* [Excerpted text]:
CB: A very important intervention that can improve HIV adherence both within correctional facilities and after release is medication-assisted treatment (MAT) for opioid addiction (e.g., methadone, buprenorphine, naltrexone). Without MAT, persons living with HIV who also suffer from opioid use disorder will go through opioid withdrawal at the time of incarceration, which may contribute to HIV treatment interruption. And use of MAT at the time of release may prevent return to opioid use in the community, which can also disrupt treatment. Unfortunately, the use of MAT inside of correctional facilities remains rare.
JB: Why are you especially interested in working with a population involved in the criminal justice system?
Sugi Min: At Brown, first- and second-year medical students practice their clinical skills at various community sites with different physician-mentors. For one afternoon every week, I had access to the infirmary of the men's maximum-security facility, where I practiced my clinical skills while getting to know some of these patients. I intentionally say patients, rather than inmates, because when you're in the clinic, you start to forget that you're housed in maybe the most secure buildings in the state, surrounded by people who have committed some serious crimes, and see them with the same compassion as you would with any other patient in a hospital. When I learned more about the unique vulnerabilities and health consequences associated with incarceration, and that those involved with the criminal justice system are among the most marginalized groups anywhere, I knew I wanted to make an impact.

* [Task instructions]:
- A) Answer each question from the interview excerpt:
(i) What can the use of MAT at the time of release prevent?
(ii) How often did Sugi Min have access to the infirmary?
(iii) What kind of facility was that infirmary part of?
- B) Decide whether each statement agrees with the interview excerpt. Answer yes or no, and quote the words that decide it.
(i) The use of MAT inside correctional facilities is common.
(ii) At Brown, first- and second-year medical students practice clinical skills at community sites.
(iii) Sugi Min prefers the word "inmates" for the people seen in the infirmary.
- C) List every medication the interview excerpt names as an example of MAT.
The entries aren't needed to answer anything about the interview excerpt.

* [Input data]:
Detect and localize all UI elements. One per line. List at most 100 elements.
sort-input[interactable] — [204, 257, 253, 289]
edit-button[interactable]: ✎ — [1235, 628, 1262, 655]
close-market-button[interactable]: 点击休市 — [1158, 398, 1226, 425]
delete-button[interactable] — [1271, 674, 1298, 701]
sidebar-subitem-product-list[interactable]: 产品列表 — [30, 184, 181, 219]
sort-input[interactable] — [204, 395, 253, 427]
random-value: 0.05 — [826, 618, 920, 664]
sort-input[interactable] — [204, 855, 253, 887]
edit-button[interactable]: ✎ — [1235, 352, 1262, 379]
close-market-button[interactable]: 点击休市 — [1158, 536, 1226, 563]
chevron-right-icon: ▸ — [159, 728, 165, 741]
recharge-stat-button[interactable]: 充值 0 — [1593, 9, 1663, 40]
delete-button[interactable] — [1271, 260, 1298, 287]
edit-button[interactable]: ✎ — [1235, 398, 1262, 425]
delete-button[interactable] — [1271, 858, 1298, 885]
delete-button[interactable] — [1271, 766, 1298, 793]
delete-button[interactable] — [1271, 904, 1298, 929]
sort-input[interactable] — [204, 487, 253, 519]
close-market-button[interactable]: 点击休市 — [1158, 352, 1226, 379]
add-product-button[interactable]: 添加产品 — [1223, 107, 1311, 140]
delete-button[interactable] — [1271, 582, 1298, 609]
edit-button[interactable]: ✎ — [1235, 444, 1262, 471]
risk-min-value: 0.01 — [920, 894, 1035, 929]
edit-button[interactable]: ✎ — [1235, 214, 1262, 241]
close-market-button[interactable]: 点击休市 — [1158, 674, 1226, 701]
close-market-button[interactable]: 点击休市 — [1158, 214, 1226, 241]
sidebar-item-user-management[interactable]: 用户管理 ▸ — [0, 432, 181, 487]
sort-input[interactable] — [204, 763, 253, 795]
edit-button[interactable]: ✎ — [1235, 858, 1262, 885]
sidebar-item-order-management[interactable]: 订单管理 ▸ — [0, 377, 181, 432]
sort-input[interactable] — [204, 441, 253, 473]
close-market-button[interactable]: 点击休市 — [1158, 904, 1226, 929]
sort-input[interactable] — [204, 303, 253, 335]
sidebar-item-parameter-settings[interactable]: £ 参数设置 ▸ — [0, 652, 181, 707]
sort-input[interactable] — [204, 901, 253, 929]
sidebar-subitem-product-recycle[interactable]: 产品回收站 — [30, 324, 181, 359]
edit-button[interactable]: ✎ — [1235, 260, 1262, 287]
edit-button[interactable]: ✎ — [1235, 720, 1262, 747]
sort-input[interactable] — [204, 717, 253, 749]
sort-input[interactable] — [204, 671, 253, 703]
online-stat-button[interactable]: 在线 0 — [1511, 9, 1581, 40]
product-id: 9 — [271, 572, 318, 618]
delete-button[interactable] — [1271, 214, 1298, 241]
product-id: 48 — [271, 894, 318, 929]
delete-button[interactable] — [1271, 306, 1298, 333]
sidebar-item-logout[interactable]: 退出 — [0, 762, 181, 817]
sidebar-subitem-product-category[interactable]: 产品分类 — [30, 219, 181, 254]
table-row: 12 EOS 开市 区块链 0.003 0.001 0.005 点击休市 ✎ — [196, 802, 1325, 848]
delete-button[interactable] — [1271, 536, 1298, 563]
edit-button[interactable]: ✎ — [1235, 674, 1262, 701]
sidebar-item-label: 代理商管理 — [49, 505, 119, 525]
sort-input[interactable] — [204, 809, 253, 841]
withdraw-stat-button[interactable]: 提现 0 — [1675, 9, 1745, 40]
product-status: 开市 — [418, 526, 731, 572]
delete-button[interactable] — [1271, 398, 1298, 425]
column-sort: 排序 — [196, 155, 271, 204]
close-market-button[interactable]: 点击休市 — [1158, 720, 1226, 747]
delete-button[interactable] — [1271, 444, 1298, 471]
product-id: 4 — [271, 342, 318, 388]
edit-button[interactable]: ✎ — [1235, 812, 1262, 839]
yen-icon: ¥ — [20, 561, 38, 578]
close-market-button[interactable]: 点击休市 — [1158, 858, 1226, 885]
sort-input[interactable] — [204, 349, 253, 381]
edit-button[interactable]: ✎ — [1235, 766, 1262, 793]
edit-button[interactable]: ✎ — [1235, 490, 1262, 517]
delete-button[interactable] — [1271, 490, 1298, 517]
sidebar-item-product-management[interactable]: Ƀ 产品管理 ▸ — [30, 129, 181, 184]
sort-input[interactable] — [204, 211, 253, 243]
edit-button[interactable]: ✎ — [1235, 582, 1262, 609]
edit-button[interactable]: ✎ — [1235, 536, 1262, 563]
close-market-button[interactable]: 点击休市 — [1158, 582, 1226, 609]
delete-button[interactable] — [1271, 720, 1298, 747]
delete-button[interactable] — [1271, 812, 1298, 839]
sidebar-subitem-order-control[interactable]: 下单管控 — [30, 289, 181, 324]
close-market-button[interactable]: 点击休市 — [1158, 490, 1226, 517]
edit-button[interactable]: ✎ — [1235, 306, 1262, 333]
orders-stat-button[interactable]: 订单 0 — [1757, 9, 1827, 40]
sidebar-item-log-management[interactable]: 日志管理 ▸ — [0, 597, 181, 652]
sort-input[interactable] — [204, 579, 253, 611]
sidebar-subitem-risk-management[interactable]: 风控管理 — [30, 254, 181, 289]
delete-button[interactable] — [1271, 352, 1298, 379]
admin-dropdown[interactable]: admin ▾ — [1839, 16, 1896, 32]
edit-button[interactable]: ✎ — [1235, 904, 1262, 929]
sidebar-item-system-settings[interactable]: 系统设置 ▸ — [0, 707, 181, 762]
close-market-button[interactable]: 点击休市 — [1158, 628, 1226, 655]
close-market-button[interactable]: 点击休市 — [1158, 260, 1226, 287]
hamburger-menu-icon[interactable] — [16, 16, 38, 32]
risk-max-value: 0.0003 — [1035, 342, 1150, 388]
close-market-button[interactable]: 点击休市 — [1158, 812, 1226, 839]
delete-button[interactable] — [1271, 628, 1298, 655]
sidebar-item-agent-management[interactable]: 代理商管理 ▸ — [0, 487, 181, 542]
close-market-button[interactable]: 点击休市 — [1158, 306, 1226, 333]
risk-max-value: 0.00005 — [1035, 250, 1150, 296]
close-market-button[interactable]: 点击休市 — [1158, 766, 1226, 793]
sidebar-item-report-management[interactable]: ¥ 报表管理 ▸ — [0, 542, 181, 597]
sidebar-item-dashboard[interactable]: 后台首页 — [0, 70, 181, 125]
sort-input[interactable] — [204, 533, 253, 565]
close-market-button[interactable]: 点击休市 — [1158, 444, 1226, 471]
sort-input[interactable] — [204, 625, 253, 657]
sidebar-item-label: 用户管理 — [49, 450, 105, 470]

* [Answers to each task]:
- A)
(i) Return to opioid use in the community.
(ii) One afternoon every week.
(iii) The men's maximum-security facility.

- B)
(i) No: "Unfortunately, the use of MAT inside of correctional facilities remains rare."
(ii) Yes: "At Brown, first- and second-year medical students practice their clinical skills at various community sites with different physician-mentors."
(iii) No: "I intentionally say patients, rather than inmates"

- C) Methadone, buprenorphine, naltrexone